start
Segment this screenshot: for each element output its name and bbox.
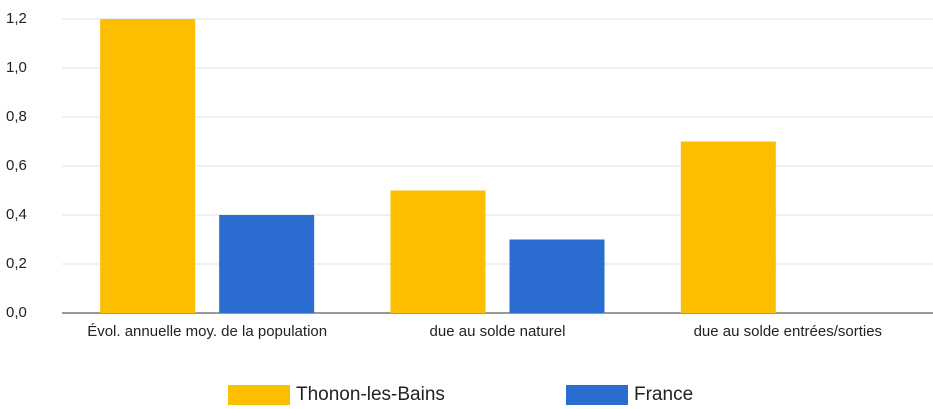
bar [509,239,605,313]
legend-swatch [228,385,290,405]
y-tick-label: 0,8 [6,108,27,125]
bar [390,190,486,313]
y-tick-label: 0,4 [6,206,27,223]
bar [219,215,315,313]
y-tick-label: 1,2 [6,10,27,27]
legend-label: Thonon-les-Bains [296,384,445,405]
legend-swatch [566,385,628,405]
x-tick-label: Évol. annuelle moy. de la population [87,323,328,340]
y-tick-label: 0,6 [6,157,27,174]
bar [680,141,776,313]
y-tick-label: 1,0 [6,59,27,76]
y-tick-label: 0,2 [6,255,27,272]
legend-label: France [634,384,694,405]
bar [100,19,196,313]
x-tick-label: due au solde naturel [429,323,566,340]
y-tick-label: 0,0 [6,304,27,321]
x-tick-label: due au solde entrées/sorties [693,323,883,340]
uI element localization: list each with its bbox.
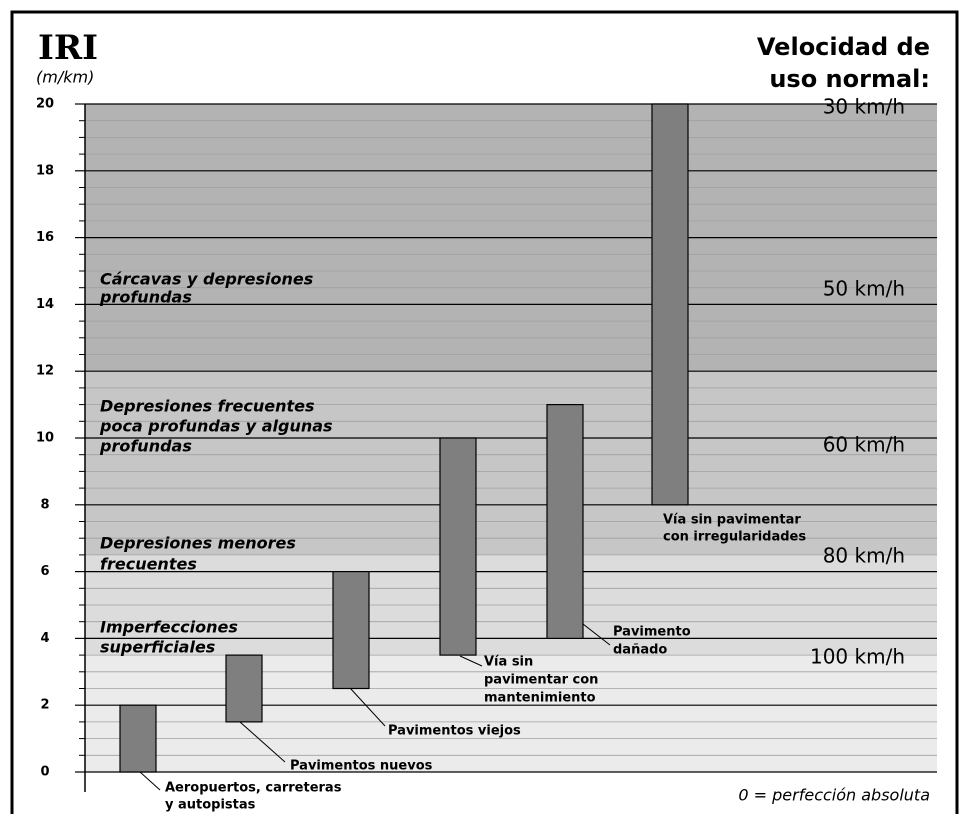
end
▶ [AIM OF THE TASK] Reproduce every line of the records above verbatim, omitting only the picture lines.

▶ [WORKED SOLUTION]
Segment this screenshot: for each element output its name and bbox.
bar [509,239,605,313]
legend-swatch [228,385,290,405]
y-tick-label: 0,8 [6,108,27,125]
bar [390,190,486,313]
y-tick-label: 0,4 [6,206,27,223]
bar [219,215,315,313]
y-tick-label: 1,2 [6,10,27,27]
legend-label: Thonon-les-Bains [296,384,445,405]
legend-swatch [566,385,628,405]
x-tick-label: Évol. annuelle moy. de la population [87,323,328,340]
y-tick-label: 0,6 [6,157,27,174]
bar [680,141,776,313]
y-tick-label: 1,0 [6,59,27,76]
y-tick-label: 0,2 [6,255,27,272]
legend-label: France [634,384,694,405]
bar [100,19,196,313]
x-tick-label: due au solde naturel [429,323,566,340]
y-tick-label: 0,0 [6,304,27,321]
x-tick-label: due au solde entrées/sorties [693,323,883,340]
uI element localization: list each with its bbox.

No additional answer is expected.